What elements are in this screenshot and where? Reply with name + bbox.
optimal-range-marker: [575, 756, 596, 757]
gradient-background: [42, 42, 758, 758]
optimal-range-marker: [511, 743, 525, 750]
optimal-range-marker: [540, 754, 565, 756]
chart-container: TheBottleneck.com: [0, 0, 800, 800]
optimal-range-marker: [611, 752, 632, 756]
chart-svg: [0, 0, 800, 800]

§ Work required
Rewrite the lines above as a JSON list of strings, with one string per line and blank lines omitted.

§ Written answer
[
  "What elements are in this screenshot and where? Reply with name + bbox.",
  "optimal-range-marker: [575, 756, 596, 757]",
  "gradient-background: [42, 42, 758, 758]",
  "optimal-range-marker: [511, 743, 525, 750]",
  "optimal-range-marker: [540, 754, 565, 756]",
  "chart-container: TheBottleneck.com: [0, 0, 800, 800]",
  "optimal-range-marker: [611, 752, 632, 756]",
  "chart-svg: [0, 0, 800, 800]"
]